* [WHAT IS NEEDED]:
Select the lines below containing the word "stroke".

Lines of data
▼▼▼
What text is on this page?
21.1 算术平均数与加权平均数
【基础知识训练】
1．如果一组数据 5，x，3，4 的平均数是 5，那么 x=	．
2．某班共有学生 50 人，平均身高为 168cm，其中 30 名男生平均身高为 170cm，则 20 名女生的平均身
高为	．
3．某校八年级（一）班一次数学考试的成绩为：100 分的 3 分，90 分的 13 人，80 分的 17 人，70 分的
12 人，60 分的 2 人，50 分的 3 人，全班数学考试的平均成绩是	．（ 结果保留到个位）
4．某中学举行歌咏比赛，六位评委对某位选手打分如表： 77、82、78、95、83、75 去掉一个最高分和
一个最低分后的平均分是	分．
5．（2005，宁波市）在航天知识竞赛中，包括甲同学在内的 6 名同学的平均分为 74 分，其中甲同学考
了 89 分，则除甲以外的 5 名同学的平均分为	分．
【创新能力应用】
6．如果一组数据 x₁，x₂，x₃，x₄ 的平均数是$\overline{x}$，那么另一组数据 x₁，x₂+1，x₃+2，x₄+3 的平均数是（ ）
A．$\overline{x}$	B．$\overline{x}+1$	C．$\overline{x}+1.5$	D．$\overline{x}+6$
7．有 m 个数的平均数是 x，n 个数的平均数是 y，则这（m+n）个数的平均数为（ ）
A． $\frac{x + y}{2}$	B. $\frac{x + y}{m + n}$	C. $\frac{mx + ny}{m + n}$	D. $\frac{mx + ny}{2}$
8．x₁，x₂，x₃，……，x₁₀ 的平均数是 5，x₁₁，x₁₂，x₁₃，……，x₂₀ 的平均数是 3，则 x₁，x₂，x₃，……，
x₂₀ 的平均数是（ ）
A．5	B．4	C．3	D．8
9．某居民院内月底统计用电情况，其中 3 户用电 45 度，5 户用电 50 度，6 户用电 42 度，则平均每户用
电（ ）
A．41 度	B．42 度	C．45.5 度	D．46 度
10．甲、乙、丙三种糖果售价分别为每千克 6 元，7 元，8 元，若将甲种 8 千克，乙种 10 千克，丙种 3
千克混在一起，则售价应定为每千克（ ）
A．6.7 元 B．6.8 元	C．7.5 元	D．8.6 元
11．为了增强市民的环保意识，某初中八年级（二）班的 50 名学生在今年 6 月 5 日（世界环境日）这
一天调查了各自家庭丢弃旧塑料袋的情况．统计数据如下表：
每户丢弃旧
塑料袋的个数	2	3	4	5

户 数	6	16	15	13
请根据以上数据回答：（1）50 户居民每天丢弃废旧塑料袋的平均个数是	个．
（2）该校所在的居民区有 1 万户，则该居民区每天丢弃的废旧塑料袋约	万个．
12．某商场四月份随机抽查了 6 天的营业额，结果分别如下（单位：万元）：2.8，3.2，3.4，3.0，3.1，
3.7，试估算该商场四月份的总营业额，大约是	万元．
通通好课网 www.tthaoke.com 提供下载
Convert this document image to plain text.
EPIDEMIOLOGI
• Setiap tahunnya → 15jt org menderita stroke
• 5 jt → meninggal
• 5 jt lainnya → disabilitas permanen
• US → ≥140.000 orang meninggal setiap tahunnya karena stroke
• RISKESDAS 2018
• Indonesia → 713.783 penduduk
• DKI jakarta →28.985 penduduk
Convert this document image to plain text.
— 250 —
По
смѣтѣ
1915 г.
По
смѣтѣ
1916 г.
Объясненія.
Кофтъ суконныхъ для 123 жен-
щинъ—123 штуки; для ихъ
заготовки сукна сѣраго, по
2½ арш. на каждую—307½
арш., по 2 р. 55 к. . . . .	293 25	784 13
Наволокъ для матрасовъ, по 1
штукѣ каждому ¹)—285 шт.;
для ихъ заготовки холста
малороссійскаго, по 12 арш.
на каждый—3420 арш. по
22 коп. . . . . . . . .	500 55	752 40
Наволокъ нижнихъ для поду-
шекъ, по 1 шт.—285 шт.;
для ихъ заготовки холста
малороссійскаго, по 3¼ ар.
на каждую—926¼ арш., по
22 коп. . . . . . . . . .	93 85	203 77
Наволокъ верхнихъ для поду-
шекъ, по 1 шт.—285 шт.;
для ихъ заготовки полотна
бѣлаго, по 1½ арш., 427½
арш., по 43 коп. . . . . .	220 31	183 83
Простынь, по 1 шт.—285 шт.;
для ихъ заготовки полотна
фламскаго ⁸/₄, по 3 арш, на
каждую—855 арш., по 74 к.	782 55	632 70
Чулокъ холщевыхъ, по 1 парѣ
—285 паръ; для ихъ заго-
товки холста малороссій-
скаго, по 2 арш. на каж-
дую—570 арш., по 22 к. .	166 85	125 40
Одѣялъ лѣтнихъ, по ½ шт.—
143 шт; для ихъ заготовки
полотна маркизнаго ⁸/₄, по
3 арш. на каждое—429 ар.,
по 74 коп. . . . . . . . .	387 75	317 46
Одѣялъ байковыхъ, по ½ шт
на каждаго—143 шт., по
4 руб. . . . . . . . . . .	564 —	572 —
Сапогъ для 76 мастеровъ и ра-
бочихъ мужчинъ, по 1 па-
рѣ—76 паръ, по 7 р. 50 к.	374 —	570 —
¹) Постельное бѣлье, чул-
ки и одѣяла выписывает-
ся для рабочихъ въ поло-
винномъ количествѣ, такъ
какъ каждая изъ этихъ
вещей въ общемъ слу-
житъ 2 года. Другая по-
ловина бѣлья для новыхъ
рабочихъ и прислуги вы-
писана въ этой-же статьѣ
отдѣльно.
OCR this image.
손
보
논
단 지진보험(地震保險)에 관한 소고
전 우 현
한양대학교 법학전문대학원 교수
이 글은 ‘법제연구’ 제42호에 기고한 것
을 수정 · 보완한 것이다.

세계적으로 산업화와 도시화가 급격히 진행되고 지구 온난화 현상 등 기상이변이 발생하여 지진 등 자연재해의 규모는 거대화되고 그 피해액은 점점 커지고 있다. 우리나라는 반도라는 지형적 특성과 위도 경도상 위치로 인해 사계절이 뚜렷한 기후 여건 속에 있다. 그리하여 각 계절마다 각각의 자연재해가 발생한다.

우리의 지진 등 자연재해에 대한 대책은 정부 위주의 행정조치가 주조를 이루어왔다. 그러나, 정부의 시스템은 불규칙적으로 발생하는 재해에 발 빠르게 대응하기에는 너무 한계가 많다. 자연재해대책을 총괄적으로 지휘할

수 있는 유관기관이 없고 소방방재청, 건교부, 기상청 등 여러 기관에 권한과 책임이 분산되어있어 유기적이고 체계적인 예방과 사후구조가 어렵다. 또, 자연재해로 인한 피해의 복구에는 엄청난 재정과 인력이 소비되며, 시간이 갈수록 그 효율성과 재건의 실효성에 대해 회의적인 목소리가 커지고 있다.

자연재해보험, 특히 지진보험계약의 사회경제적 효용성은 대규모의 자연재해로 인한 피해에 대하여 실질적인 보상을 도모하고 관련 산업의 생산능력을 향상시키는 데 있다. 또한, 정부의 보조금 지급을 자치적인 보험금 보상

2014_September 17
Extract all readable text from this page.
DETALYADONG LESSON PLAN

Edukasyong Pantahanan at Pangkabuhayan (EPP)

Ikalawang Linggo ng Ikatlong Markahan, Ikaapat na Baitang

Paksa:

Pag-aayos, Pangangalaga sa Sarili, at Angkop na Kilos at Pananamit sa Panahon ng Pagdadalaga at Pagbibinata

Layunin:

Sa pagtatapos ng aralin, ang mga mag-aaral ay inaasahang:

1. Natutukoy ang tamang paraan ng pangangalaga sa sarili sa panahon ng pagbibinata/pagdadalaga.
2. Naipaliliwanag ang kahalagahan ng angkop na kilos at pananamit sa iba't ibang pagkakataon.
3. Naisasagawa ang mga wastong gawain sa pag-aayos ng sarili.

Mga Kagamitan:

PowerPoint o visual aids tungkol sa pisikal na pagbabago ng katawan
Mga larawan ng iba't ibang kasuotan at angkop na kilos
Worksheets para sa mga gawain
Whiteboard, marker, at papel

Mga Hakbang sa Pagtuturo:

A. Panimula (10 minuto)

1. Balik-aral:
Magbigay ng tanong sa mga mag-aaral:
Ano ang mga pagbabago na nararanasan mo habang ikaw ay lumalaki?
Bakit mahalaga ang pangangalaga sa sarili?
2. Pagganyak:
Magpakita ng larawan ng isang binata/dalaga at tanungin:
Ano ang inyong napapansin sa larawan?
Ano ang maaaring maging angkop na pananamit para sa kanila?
▲▲▲
* [ANSWER TO THE PROBLEM]:
• Setiap tahunnya → 15jt org menderita stroke
• US → ≥140.000 orang meninggal setiap tahunnya karena stroke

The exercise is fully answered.